REQUIRED WORK | Can you print every line of the records below word for word, leaving out the pictures?
______________________________
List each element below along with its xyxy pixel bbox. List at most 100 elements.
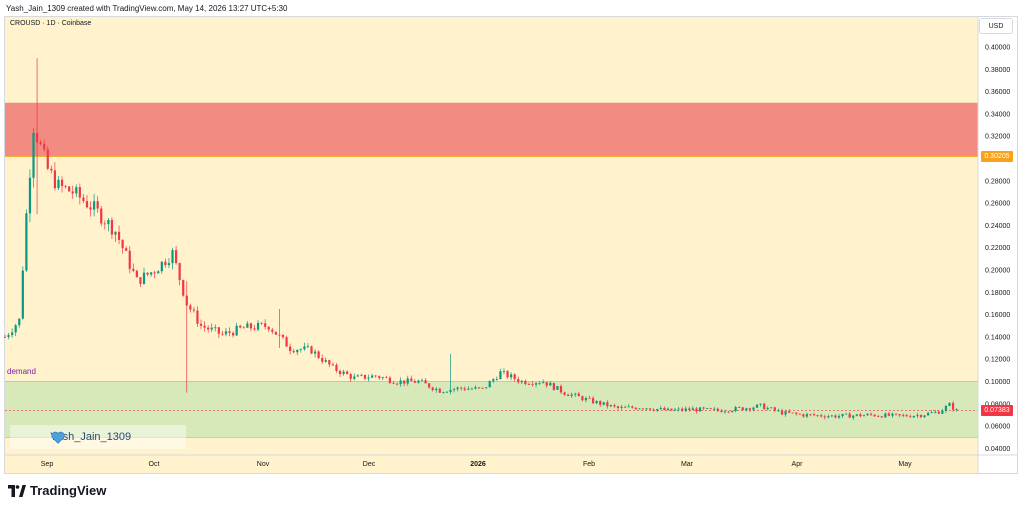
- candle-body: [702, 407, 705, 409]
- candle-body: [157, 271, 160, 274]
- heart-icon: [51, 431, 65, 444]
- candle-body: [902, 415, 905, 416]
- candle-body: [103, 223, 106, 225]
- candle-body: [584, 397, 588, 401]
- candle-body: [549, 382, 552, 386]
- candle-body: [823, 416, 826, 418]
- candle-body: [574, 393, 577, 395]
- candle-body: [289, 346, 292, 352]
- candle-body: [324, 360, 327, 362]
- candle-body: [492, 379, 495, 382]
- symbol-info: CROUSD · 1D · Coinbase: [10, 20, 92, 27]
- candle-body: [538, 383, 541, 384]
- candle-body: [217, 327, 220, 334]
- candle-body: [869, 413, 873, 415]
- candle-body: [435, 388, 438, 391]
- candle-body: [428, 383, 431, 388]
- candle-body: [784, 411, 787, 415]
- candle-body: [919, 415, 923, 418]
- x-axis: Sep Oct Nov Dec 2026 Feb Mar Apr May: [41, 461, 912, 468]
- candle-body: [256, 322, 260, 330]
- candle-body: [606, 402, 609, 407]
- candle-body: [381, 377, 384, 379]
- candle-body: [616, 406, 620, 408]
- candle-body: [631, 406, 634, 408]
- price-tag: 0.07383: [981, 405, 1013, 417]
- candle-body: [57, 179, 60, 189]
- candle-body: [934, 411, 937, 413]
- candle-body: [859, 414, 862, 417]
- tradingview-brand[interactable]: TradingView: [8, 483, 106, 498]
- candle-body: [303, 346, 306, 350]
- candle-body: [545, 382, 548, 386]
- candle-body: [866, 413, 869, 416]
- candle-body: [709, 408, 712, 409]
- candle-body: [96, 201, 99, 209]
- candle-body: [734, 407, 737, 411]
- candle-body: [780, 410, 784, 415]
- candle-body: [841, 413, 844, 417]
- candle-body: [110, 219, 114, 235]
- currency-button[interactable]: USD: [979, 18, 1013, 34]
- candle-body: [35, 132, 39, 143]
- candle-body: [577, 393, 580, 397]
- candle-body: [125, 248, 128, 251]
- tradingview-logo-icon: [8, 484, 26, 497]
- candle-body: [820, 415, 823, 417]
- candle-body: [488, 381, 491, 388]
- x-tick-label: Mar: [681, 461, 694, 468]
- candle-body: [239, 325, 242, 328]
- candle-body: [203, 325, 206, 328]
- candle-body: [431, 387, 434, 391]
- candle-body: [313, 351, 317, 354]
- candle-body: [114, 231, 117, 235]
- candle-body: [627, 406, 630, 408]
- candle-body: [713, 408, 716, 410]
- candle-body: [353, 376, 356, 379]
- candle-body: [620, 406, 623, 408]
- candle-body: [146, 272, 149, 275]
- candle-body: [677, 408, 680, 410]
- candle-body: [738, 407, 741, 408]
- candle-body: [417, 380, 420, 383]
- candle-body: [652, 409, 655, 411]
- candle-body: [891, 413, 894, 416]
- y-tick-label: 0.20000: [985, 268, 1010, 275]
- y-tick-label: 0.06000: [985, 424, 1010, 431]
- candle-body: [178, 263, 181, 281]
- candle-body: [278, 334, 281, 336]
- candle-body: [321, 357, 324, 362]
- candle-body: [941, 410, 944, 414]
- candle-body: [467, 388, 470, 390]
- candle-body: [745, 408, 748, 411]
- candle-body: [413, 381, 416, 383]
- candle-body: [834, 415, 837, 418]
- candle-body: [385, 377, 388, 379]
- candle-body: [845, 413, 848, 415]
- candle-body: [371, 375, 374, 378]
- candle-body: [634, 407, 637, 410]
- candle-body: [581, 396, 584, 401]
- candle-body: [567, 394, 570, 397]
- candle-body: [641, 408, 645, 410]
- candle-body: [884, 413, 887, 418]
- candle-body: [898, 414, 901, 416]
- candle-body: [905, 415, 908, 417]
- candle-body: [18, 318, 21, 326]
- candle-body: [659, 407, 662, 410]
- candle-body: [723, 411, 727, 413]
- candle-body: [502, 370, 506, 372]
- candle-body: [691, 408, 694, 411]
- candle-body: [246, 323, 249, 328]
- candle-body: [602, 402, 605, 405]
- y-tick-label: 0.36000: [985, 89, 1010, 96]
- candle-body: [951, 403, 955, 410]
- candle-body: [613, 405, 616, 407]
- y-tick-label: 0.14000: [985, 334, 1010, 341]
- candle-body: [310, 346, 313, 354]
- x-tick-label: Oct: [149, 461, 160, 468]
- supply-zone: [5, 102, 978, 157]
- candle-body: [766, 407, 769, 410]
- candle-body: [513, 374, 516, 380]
______________________________
COMPLETE OUTPUT |
List each element below along with its xyxy pixel bbox. List at most 100 elements.
- candle-body: [702, 407, 705, 409]
- candle-body: [157, 271, 160, 274]
- heart-icon: [51, 431, 65, 444]
- candle-body: [902, 415, 905, 416]
- candle-body: [103, 223, 106, 225]
- candle-body: [584, 397, 588, 401]
- candle-body: [549, 382, 552, 386]
- candle-body: [823, 416, 826, 418]
- candle-body: [574, 393, 577, 395]
- candle-body: [289, 346, 292, 352]
- candle-body: [324, 360, 327, 362]
- candle-body: [492, 379, 495, 382]
- symbol-info: CROUSD · 1D · Coinbase: [10, 20, 92, 27]
- candle-body: [538, 383, 541, 384]
- candle-body: [217, 327, 220, 334]
- candle-body: [869, 413, 873, 415]
- candle-body: [435, 388, 438, 391]
- candle-body: [428, 383, 431, 388]
- candle-body: [784, 411, 787, 415]
- candle-body: [919, 415, 923, 418]
- x-axis: Sep Oct Nov Dec 2026 Feb Mar Apr May: [41, 461, 912, 468]
- candle-body: [256, 322, 260, 330]
- candle-body: [606, 402, 609, 407]
- candle-body: [381, 377, 384, 379]
- candle-body: [616, 406, 620, 408]
- candle-body: [631, 406, 634, 408]
- price-tag: 0.07383: [981, 405, 1013, 417]
- candle-body: [57, 179, 60, 189]
- candle-body: [934, 411, 937, 413]
- candle-body: [859, 414, 862, 417]
- tradingview-brand[interactable]: TradingView: [8, 483, 106, 498]
- candle-body: [303, 346, 306, 350]
- candle-body: [545, 382, 548, 386]
- candle-body: [866, 413, 869, 416]
- candle-body: [709, 408, 712, 409]
- candle-body: [96, 201, 99, 209]
- candle-body: [734, 407, 737, 411]
- candle-body: [780, 410, 784, 415]
- candle-body: [841, 413, 844, 417]
- candle-body: [110, 219, 114, 235]
- currency-button[interactable]: USD: [979, 18, 1013, 34]
- candle-body: [35, 132, 39, 143]
- candle-body: [577, 393, 580, 397]
- candle-body: [125, 248, 128, 251]
- tradingview-logo-icon: [8, 484, 26, 497]
- candle-body: [820, 415, 823, 417]
- candle-body: [488, 381, 491, 388]
- x-tick-label: Mar: [681, 461, 694, 468]
- candle-body: [239, 325, 242, 328]
- candle-body: [203, 325, 206, 328]
- candle-body: [431, 387, 434, 391]
- candle-body: [313, 351, 317, 354]
- candle-body: [114, 231, 117, 235]
- candle-body: [627, 406, 630, 408]
- candle-body: [713, 408, 716, 410]
- candle-body: [353, 376, 356, 379]
- candle-body: [620, 406, 623, 408]
- candle-body: [146, 272, 149, 275]
- candle-body: [677, 408, 680, 410]
- candle-body: [738, 407, 741, 408]
- candle-body: [417, 380, 420, 383]
- candle-body: [652, 409, 655, 411]
- candle-body: [891, 413, 894, 416]
- y-tick-label: 0.20000: [985, 268, 1010, 275]
- y-tick-label: 0.06000: [985, 424, 1010, 431]
- candle-body: [178, 263, 181, 281]
- candle-body: [278, 334, 281, 336]
- candle-body: [321, 357, 324, 362]
- candle-body: [941, 410, 944, 414]
- candle-body: [467, 388, 470, 390]
- candle-body: [745, 408, 748, 411]
- candle-body: [413, 381, 416, 383]
- candle-body: [834, 415, 837, 418]
- candle-body: [385, 377, 388, 379]
- candle-body: [845, 413, 848, 415]
- candle-body: [371, 375, 374, 378]
- candle-body: [634, 407, 637, 410]
- candle-body: [581, 396, 584, 401]
- candle-body: [567, 394, 570, 397]
- candle-body: [641, 408, 645, 410]
- candle-body: [884, 413, 887, 418]
- candle-body: [898, 414, 901, 416]
- candle-body: [905, 415, 908, 417]
- candle-body: [18, 318, 21, 326]
- candle-body: [659, 407, 662, 410]
- candle-body: [723, 411, 727, 413]
- candle-body: [502, 370, 506, 372]
- candle-body: [691, 408, 694, 411]
- candle-body: [246, 323, 249, 328]
- candle-body: [602, 402, 605, 405]
- y-tick-label: 0.36000: [985, 89, 1010, 96]
- candle-body: [951, 403, 955, 410]
- candle-body: [613, 405, 616, 407]
- y-tick-label: 0.14000: [985, 334, 1010, 341]
- candle-body: [310, 346, 313, 354]
- x-tick-label: Oct: [149, 461, 160, 468]
- supply-zone: [5, 102, 978, 157]
- candle-body: [766, 407, 769, 410]
- candle-body: [513, 374, 516, 380]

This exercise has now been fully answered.